__What needs to be done__
In the court opinion below, how many steps lead down from the main path to the Look-out?

Griffin v. State

250 A.D. 244 | N.Y. App. Div. | 1937

Lead Opinion

McNamee, J.

Enfield Glen State Park is a part of the park system maintained by the State, and is located near Ithaca in Tompkins county. It consists of a rugged mountainous section, quite unimproved, and of natural beauty. At the entrance to the park is a sign four feet square on which is printed in large letters: “ Proceed with care. You pass through this park at your own risk.” One of the attractions of the park is a deep gorge between the mountain sides, at the bottom of which a stream flows. Along this gorge, from a point somewhere near the entrance, runs a path four or five feet wide, located on natural ledges and terraced into the mountain, and about eighty feet above the stream. The path is very irregular, and is maintained at varying levels, so that in following it a distance of a half mile from the entrance, it is necessary to make use of twenty-four steps to higher elevations and one hundred and fifty-five steps to lower ones. No guard rails are maintained along the path, except where ravines and the like are crossed, but there are guide marks and low guide walls here and there.

At a point on the main path, and at right angles to it, a by-path leads to a place called the Look-out,” situated on the top of a perpendicular wall of the gorge. This look-out suggests a narrow balcony over the stream, about two and one-half feet wide, and is reached by nine steps descending from the main path. These steps vary in width and height, are rough and irregular, and partly natural. The descent of the steps is at a grade of about seventy-five per cent, or about equal to that of stairs commonly found in dwellings of inexpensive construction. There is no guard rail on the steps, and the balcony has no protection except a stone wall about fifteen or eighteen inches high, on its outer edge.

On April 22, 1933, in the middle of the afternoon, and in fine weather, Bertha L. Griffin of Ithaca, visited the park with three companions. She was a young woman of twenty-two years, a trained nurse, in good health, and evidently in good spirits. She had visited the park previously, and also the look-out.

Miss Griffin was walking in the immediate company of one of her companions, a young man. On reaching the steps to the look-out, he suggested that they go down there, but the young woman' declined; and he passed beyond the steps. Within a few seconds he turned and saw Miss Griffin starting to walk down the steps. As she did, she went forward with a continuous motion, increased her pace, and at the bottom was moving quite rapidly. She did not slip, nor stumble, nor stagger, nor turn her ankle, nor make any outcry. She gave no sign of an involuntary act, and uttered no involuntary sound. She descended naturally ¿face for*246ward, and in an upright posture. When she reached the balcony she stepped on the wall, first with one foot and then with the other, and hesitated momentarily. She then turned her body in some degree, and put out her arms as though trying to save herself, and fell to the gorge below. She went down the steps, and up on the wall, without giving evidence of any accident, and in silence.

Source data:
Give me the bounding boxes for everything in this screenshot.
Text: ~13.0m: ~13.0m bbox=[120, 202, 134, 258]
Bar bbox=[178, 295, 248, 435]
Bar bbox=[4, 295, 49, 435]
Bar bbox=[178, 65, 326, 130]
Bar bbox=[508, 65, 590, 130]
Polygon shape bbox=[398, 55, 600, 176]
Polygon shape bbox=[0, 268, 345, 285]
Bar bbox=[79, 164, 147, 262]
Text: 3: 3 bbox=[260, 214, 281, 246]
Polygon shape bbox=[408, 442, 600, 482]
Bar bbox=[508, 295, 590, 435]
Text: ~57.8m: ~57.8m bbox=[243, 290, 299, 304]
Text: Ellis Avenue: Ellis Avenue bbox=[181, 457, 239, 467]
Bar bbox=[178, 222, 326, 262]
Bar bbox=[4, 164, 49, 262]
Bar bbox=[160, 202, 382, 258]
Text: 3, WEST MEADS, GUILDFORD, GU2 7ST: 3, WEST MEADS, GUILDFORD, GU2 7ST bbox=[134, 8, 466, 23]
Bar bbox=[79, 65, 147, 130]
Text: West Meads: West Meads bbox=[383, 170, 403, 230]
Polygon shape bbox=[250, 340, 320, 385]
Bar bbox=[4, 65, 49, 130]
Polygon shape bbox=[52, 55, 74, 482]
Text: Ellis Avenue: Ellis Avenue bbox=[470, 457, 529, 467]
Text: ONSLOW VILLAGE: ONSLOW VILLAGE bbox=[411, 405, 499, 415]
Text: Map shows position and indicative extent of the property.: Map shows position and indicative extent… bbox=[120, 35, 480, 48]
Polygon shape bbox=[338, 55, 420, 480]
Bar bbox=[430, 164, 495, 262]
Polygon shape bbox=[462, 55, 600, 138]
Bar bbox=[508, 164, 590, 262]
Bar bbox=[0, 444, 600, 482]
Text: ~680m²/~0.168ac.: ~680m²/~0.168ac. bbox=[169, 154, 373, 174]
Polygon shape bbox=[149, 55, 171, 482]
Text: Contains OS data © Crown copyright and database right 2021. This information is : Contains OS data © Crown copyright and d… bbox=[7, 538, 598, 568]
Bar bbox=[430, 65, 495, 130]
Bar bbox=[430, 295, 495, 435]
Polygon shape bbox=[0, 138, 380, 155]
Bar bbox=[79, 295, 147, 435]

__Written solution__
Nine steps.